(What you are asked to do): Find all lines in the records that include the word "name", and copy them out.

Figure record listings:
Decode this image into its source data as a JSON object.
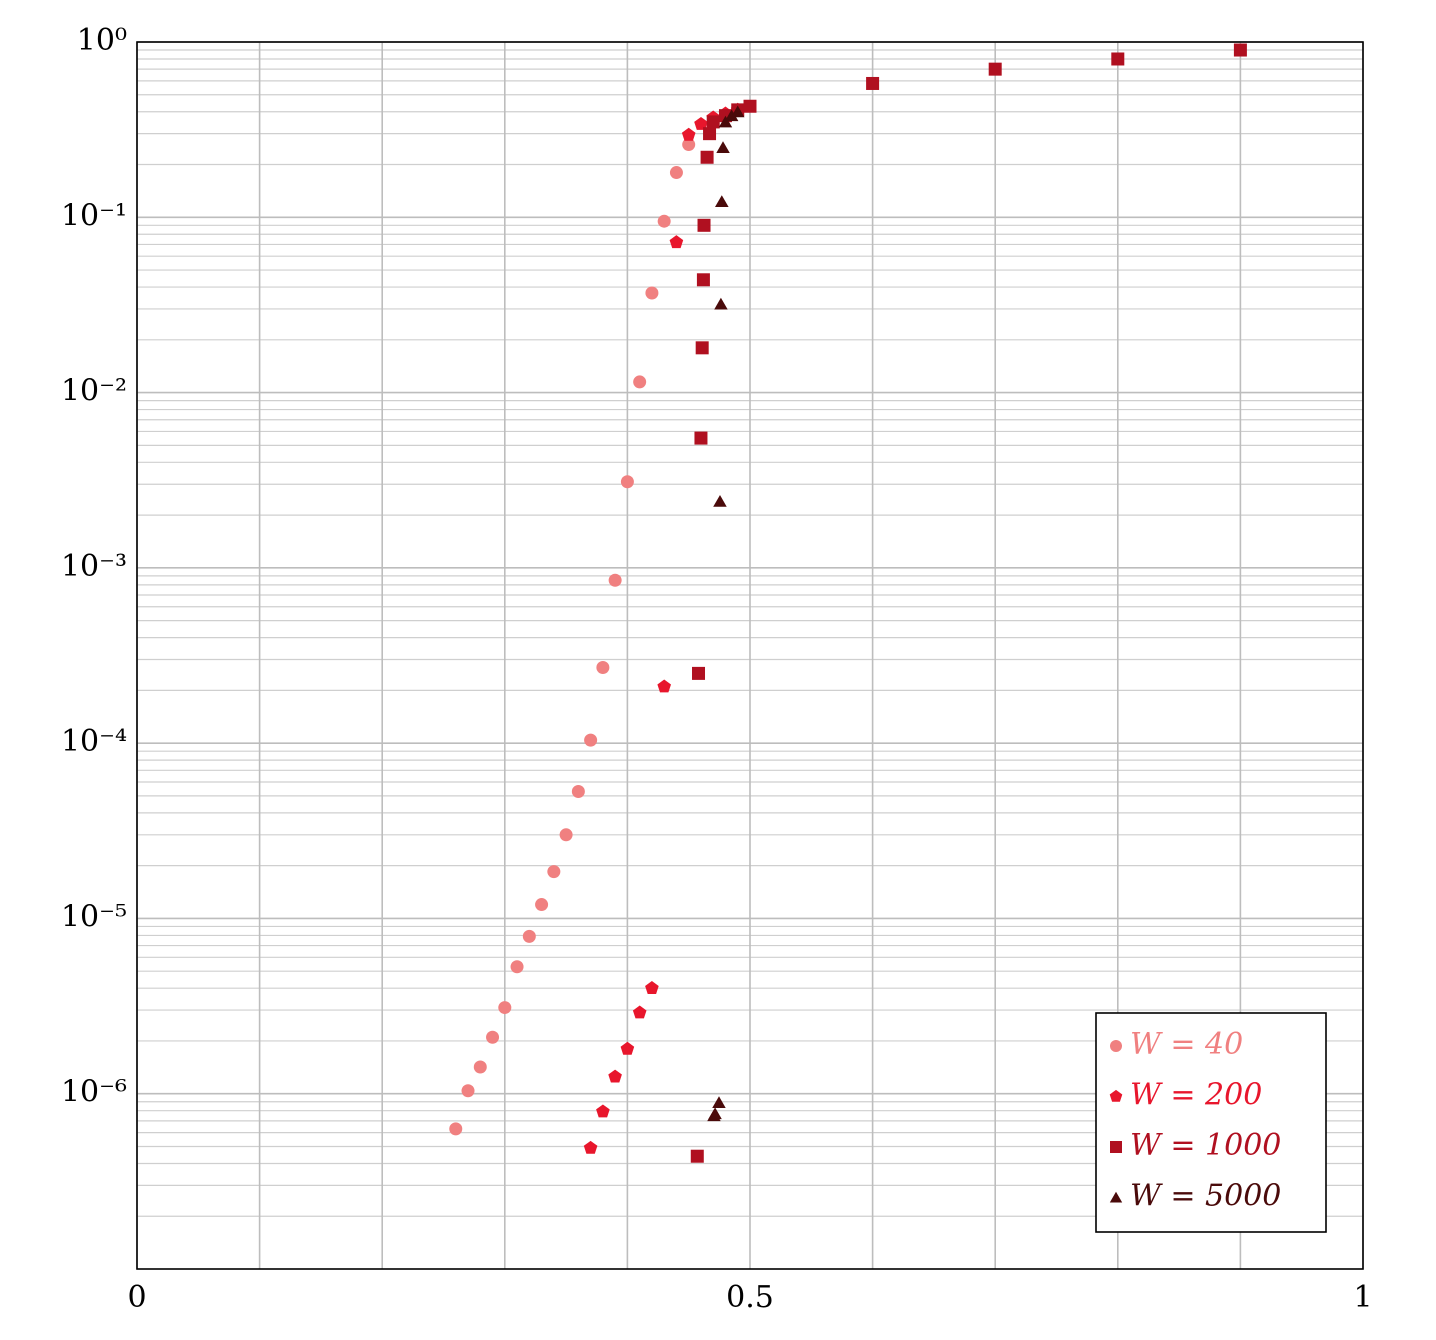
{
  "chart_data": {
    "type": "scatter",
    "log_y": true,
    "grid": true,
    "minor_grid": true,
    "legend": "lower right",
    "xlim": [
      0,
      1
    ],
    "ylim": [
      1e-07,
      1
    ],
    "xticks": [
      0,
      {
        "value": 0.1,
        "label": null
      },
      {
        "value": 0.2,
        "label": null
      },
      {
        "value": 0.3,
        "label": null
      },
      {
        "value": 0.4,
        "label": null
      },
      0.5,
      {
        "value": 0.6,
        "label": null
      },
      {
        "value": 0.7,
        "label": null
      },
      {
        "value": 0.8,
        "label": null
      },
      {
        "value": 0.9,
        "label": null
      },
      1
    ],
    "yticks": [
      {
        "value": 1,
        "label": "10⁰"
      },
      {
        "value": 0.1,
        "label": "10⁻¹"
      },
      {
        "value": 0.01,
        "label": "10⁻²"
      },
      {
        "value": 0.001,
        "label": "10⁻³"
      },
      {
        "value": 0.0001,
        "label": "10⁻⁴"
      },
      {
        "value": 1e-05,
        "label": "10⁻⁵"
      },
      {
        "value": 1e-06,
        "label": "10⁻⁶"
      }
    ],
    "series": [
      {
        "name": "W = 40",
        "color": "#f08080",
        "marker": "circle",
        "x": [
          0.26,
          0.27,
          0.28,
          0.29,
          0.3,
          0.31,
          0.32,
          0.33,
          0.34,
          0.35,
          0.36,
          0.37,
          0.38,
          0.39,
          0.4,
          0.41,
          0.42,
          0.43,
          0.44,
          0.45
        ],
        "values": [
          6.3e-07,
          1.04e-06,
          1.42e-06,
          2.1e-06,
          3.1e-06,
          5.3e-06,
          7.9e-06,
          1.2e-05,
          1.85e-05,
          3e-05,
          5.3e-05,
          0.000104,
          0.00027,
          0.00085,
          0.0031,
          0.0115,
          0.037,
          0.095,
          0.18,
          0.26
        ]
      },
      {
        "name": "W = 200",
        "color": "#e8162c",
        "marker": "pentagon",
        "x": [
          0.37,
          0.38,
          0.39,
          0.4,
          0.41,
          0.42,
          0.43,
          0.44,
          0.45,
          0.46,
          0.47,
          0.48,
          0.49
        ],
        "values": [
          4.9e-07,
          7.9e-07,
          1.25e-06,
          1.8e-06,
          2.9e-06,
          4e-06,
          0.00021,
          0.072,
          0.295,
          0.34,
          0.37,
          0.39,
          0.41
        ]
      },
      {
        "name": "W = 1000",
        "color": "#b01020",
        "marker": "square",
        "x": [
          0.457,
          0.458,
          0.46,
          0.461,
          0.462,
          0.4625,
          0.465,
          0.467,
          0.47,
          0.48,
          0.49,
          0.5,
          0.6,
          0.7,
          0.8,
          0.9
        ],
        "values": [
          4.4e-07,
          0.00025,
          0.0055,
          0.018,
          0.044,
          0.09,
          0.22,
          0.3,
          0.35,
          0.38,
          0.41,
          0.43,
          0.58,
          0.7,
          0.8,
          0.9
        ]
      },
      {
        "name": "W = 5000",
        "color": "#4a0a0a",
        "marker": "triangle",
        "x": [
          0.4706,
          0.4715,
          0.4747,
          0.4755,
          0.4763,
          0.477,
          0.478,
          0.48,
          0.485,
          0.49
        ],
        "values": [
          7.5e-07,
          7.7e-07,
          8.9e-07,
          0.0024,
          0.032,
          0.123,
          0.25,
          0.35,
          0.38,
          0.4
        ]
      }
    ]
  }
}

(Solution to this task):
        "name": "W = 40",
        "name": "W = 200",
        "name": "W = 1000",
        "name": "W = 5000",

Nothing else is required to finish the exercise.